(Directions for this task)
Would you return the complete listing below word for word?

.....

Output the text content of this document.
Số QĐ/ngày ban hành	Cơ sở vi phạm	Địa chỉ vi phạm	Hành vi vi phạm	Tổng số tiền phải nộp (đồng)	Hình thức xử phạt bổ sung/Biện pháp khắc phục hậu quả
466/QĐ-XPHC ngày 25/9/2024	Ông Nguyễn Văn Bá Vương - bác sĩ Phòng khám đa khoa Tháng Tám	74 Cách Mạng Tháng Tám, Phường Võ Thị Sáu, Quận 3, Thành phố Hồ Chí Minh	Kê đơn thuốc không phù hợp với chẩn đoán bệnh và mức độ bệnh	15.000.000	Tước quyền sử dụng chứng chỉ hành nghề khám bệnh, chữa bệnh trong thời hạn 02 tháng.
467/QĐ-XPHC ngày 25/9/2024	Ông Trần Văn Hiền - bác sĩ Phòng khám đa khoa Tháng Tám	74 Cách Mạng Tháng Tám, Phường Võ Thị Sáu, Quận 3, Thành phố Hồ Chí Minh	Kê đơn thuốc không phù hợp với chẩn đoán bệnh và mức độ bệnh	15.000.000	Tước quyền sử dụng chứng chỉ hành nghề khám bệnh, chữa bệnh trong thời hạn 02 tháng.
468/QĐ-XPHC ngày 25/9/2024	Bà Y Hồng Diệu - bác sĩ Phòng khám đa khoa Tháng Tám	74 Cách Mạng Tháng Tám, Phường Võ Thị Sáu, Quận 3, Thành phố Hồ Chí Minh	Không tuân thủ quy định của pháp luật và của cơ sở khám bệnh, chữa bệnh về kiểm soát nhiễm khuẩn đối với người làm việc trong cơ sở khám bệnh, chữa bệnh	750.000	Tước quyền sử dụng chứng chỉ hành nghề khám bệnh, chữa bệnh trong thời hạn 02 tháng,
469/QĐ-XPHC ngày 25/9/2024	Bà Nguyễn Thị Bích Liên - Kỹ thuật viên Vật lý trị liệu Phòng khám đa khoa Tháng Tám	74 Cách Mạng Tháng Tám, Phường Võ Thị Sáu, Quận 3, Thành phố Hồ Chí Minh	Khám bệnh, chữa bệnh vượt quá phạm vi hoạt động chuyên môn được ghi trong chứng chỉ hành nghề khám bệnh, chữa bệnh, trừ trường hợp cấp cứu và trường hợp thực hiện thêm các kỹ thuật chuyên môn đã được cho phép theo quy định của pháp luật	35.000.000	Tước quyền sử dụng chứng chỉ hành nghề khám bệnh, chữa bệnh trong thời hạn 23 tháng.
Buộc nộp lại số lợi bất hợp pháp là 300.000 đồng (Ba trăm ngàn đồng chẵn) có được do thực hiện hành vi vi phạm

.....

(Full answer)
Output the text content of this document.
Số QĐ/ngày ban hành	Cơ sở vi phạm	Địa chỉ vi phạm	Hành vi vi phạm	Tổng số tiền phải nộp (đồng)	Hình thức xử phạt bổ sung/Biện pháp khắc phục hậu quả
466/QĐ-XPHC ngày 25/9/2024	Ông Nguyễn Văn Bá Vương - bác sĩ Phòng khám đa khoa Tháng Tám	74 Cách Mạng Tháng Tám, Phường Võ Thị Sáu, Quận 3, Thành phố Hồ Chí Minh	Kê đơn thuốc không phù hợp với chẩn đoán bệnh và mức độ bệnh	15.000.000	Tước quyền sử dụng chứng chỉ hành nghề khám bệnh, chữa bệnh trong thời hạn 02 tháng.
467/QĐ-XPHC ngày 25/9/2024	Ông Trần Văn Hiền - bác sĩ Phòng khám đa khoa Tháng Tám	74 Cách Mạng Tháng Tám, Phường Võ Thị Sáu, Quận 3, Thành phố Hồ Chí Minh	Kê đơn thuốc không phù hợp với chẩn đoán bệnh và mức độ bệnh	15.000.000	Tước quyền sử dụng chứng chỉ hành nghề khám bệnh, chữa bệnh trong thời hạn 02 tháng.
468/QĐ-XPHC ngày 25/9/2024	Bà Y Hồng Diệu - bác sĩ Phòng khám đa khoa Tháng Tám	74 Cách Mạng Tháng Tám, Phường Võ Thị Sáu, Quận 3, Thành phố Hồ Chí Minh	Không tuân thủ quy định của pháp luật và của cơ sở khám bệnh, chữa bệnh về kiểm soát nhiễm khuẩn đối với người làm việc trong cơ sở khám bệnh, chữa bệnh	750.000	Tước quyền sử dụng chứng chỉ hành nghề khám bệnh, chữa bệnh trong thời hạn 02 tháng,
469/QĐ-XPHC ngày 25/9/2024	Bà Nguyễn Thị Bích Liên - Kỹ thuật viên Vật lý trị liệu Phòng khám đa khoa Tháng Tám	74 Cách Mạng Tháng Tám, Phường Võ Thị Sáu, Quận 3, Thành phố Hồ Chí Minh	Khám bệnh, chữa bệnh vượt quá phạm vi hoạt động chuyên môn được ghi trong chứng chỉ hành nghề khám bệnh, chữa bệnh, trừ trường hợp cấp cứu và trường hợp thực hiện thêm các kỹ thuật chuyên môn đã được cho phép theo quy định của pháp luật	35.000.000	Tước quyền sử dụng chứng chỉ hành nghề khám bệnh, chữa bệnh trong thời hạn 23 tháng.
Buộc nộp lại số lợi bất hợp pháp là 300.000 đồng (Ba trăm ngàn đồng chẵn) có được do thực hiện hành vi vi phạm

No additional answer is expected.